* BEGIN Data section *
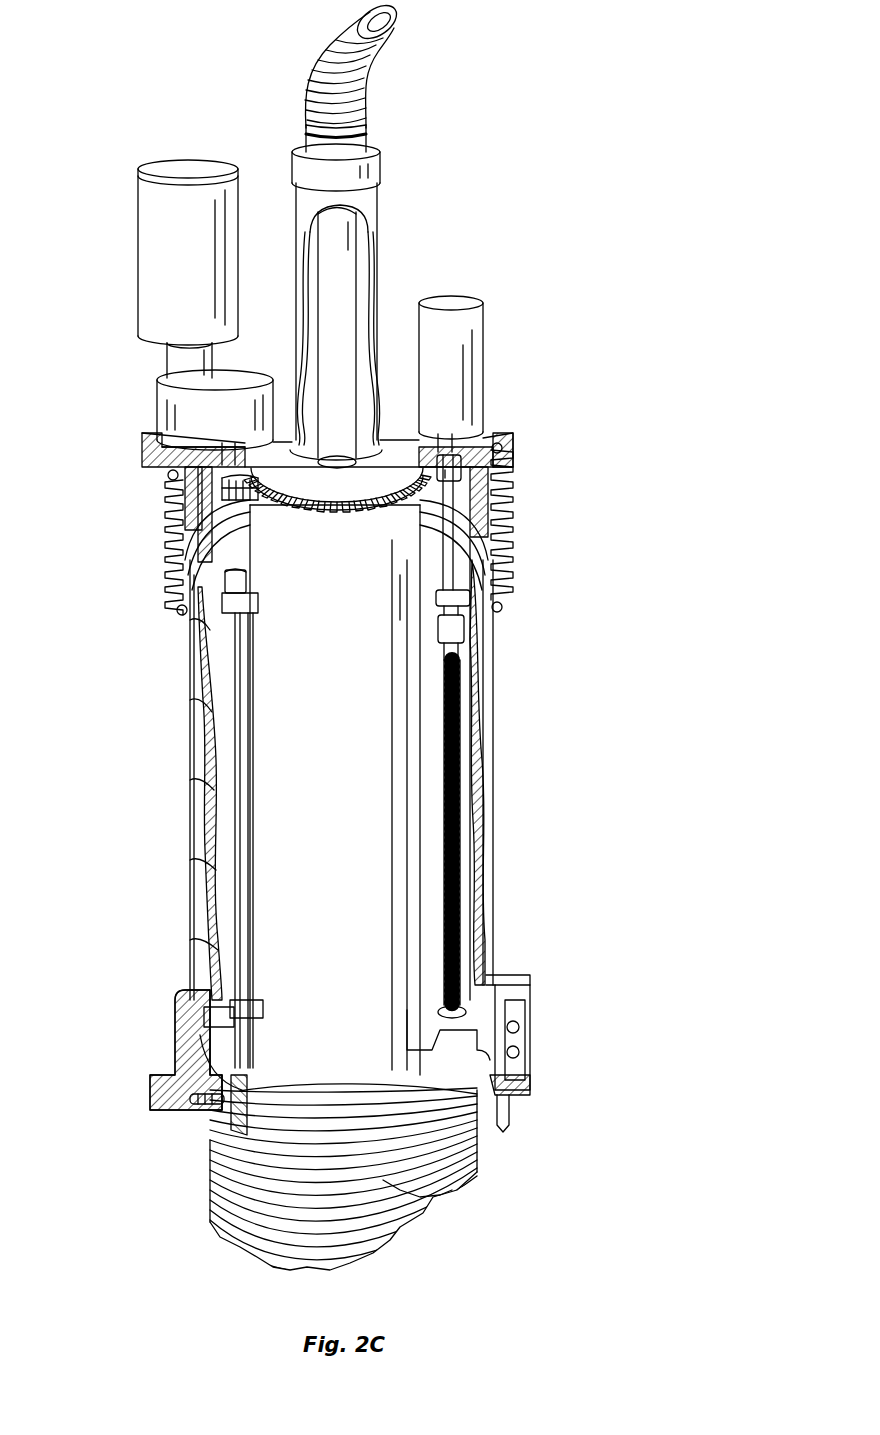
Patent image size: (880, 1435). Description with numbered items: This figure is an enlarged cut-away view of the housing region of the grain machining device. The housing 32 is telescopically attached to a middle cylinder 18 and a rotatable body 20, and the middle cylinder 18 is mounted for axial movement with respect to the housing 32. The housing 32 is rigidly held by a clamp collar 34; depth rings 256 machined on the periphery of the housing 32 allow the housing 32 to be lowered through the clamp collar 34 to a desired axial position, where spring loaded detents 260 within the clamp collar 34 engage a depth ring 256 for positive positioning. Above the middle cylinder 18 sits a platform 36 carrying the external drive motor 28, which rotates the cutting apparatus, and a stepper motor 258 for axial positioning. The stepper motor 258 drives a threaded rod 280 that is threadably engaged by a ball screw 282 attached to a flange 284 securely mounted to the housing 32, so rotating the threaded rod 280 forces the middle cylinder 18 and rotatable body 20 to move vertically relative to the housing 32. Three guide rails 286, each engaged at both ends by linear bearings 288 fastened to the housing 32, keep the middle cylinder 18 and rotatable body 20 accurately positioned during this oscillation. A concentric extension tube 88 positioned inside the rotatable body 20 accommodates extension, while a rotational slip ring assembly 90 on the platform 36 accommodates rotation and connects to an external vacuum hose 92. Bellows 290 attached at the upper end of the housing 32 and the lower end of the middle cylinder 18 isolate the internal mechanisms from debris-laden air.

The middle cylinder 18 is at (360, 885).
The rotatable body 20 is at (490, 935).
The external drive motor 28 is at (157, 166).
The housing 32 is at (205, 910).
The clamp collar 34 is at (163, 1080).
The platform 36 is at (398, 412).
The concentric extension tube 88 is at (335, 247).
The rotational slip ring assembly 90 is at (378, 170).
The external vacuum hose 92 is at (392, 30).
The depth ring 256 is at (197, 758).
The stepper motor 258 is at (456, 385).
The spring loaded detents 260 is at (200, 1115).
The threaded rod 280 is at (455, 726).
The ball screw 282 is at (453, 620).
The flange 284 is at (462, 598).
The guide rails 286 is at (232, 665).
The linear bearings 288 is at (235, 602).
The bellows 290 is at (515, 516).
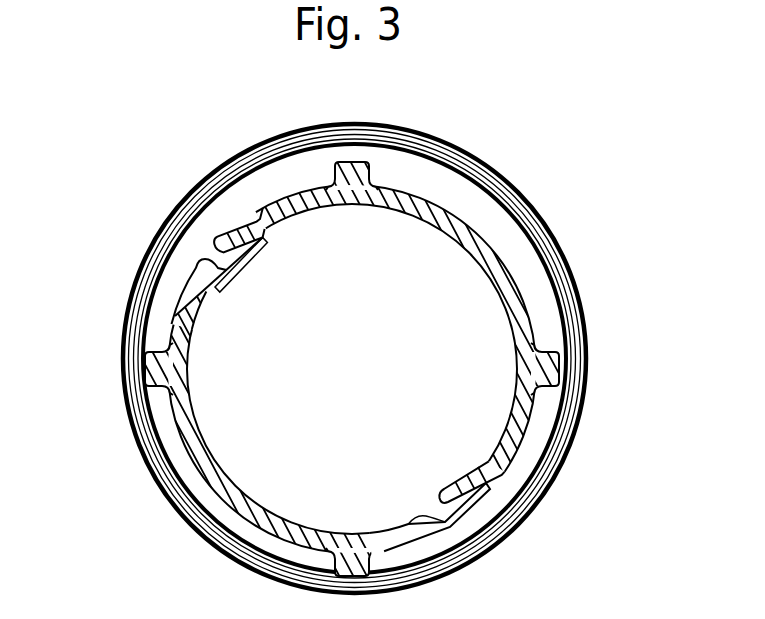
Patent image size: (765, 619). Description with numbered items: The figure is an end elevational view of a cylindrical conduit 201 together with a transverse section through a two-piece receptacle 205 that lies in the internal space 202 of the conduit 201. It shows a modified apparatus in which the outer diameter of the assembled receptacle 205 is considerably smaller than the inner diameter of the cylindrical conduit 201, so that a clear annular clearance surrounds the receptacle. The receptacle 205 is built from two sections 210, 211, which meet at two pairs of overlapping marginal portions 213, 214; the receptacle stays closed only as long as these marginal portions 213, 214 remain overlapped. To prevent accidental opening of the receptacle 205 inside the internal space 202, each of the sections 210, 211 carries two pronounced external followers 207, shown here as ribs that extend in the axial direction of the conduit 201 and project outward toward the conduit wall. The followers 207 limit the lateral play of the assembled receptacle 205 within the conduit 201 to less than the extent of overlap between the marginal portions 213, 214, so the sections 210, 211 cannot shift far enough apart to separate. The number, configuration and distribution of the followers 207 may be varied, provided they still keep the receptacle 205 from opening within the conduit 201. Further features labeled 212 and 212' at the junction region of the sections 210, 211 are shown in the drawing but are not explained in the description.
* END Data section *
What is being asked
Please rewrite every line of the listing above as a numbered list, skipping blank lines and leaving out the pictures.

Written reply
1. Patent image size: (880, 1435). Description with numbered items: This figure is an enlarged cut-away view of the housing region of the grain machining device. The housing 32 is telescopically attached to a middle cylinder 18 and a rotatable body 20, and the middle cylinder 18 is mounted for axial movement with respect to the housing 32. The housing 32 is rigidly held by a clamp collar 34; depth rings 256 machined on the periphery of the housing 32 allow the housing 32 to be lowered through the clamp collar 34 to a desired axial position, where spring loaded detents 260 within the clamp collar 34 engage a depth ring 256 for positive positioning. Above the middle cylinder 18 sits a platform 36 carrying the external drive motor 28, which rotates the cutting apparatus, and a stepper motor 258 for axial positioning. The stepper motor 258 drives a threaded rod 280 that is threadably engaged by a ball screw 282 attached to a flange 284 securely mounted to the housing 32, so rotating the threaded rod 280 forces the middle cylinder 18 and rotatable body 20 to move vertically relative to the housing 32. Three guide rails 286, each engaged at both ends by linear bearings 288 fastened to the housing 32, keep the middle cylinder 18 and rotatable body 20 accurately positioned during this oscillation. A concentric extension tube 88 positioned inside the rotatable body 20 accommodates extension, while a rotational slip ring assembly 90 on the platform 36 accommodates rotation and connects to an external vacuum hose 92. Bellows 290 attached at the upper end of the housing 32 and the lower end of the middle cylinder 18 isolate the internal mechanisms from debris-laden air.
2. The middle cylinder 18 is at (360, 885).
3. The rotatable body 20 is at (490, 935).
4. The external drive motor 28 is at (157, 166).
5. The housing 32 is at (205, 910).
6. The clamp collar 34 is at (163, 1080).
7. The platform 36 is at (398, 412).
8. The concentric extension tube 88 is at (335, 247).
9. The rotational slip ring assembly 90 is at (378, 170).
10. The external vacuum hose 92 is at (392, 30).
11. The depth ring 256 is at (197, 758).
12. The stepper motor 258 is at (456, 385).
13. The spring loaded detents 260 is at (200, 1115).
14. The threaded rod 280 is at (455, 726).
15. The ball screw 282 is at (453, 620).
16. The flange 284 is at (462, 598).
17. The guide rails 286 is at (232, 665).
18. The linear bearings 288 is at (235, 602).
19. The bellows 290 is at (515, 516).
20. Patent image size: (765, 619). Description with numbered items: The figure is an end elevational view of a cylindrical conduit 201 together with a transverse section through a two-piece receptacle 205 that lies in the internal space 202 of the conduit 201. It shows a modified apparatus in which the outer diameter of the assembled receptacle 205 is considerably smaller than the inner diameter of the cylindrical conduit 201, so that a clear annular clearance surrounds the receptacle. The receptacle 205 is built from two sections 210, 211, which meet at two pairs of overlapping marginal portions 213, 214; the receptacle stays closed only as long as these marginal portions 213, 214 remain overlapped. To prevent accidental opening of the receptacle 205 inside the internal space 202, each of the sections 210, 211 carries two pronounced external followers 207, shown here as ribs that extend in the axial direction of the conduit 201 and project outward toward the conduit wall. The followers 207 limit the lateral play of the assembled receptacle 205 within the conduit 201 to less than the extent of overlap between the marginal portions 213, 214, so the sections 210, 211 cannot shift far enough apart to separate. The number, configuration and distribution of the followers 207 may be varied, provided they still keep the receptacle 205 from opening within the conduit 201. Further features labeled 212 and 212' at the junction region of the sections 210, 211 are shown in the drawing but are not explained in the description.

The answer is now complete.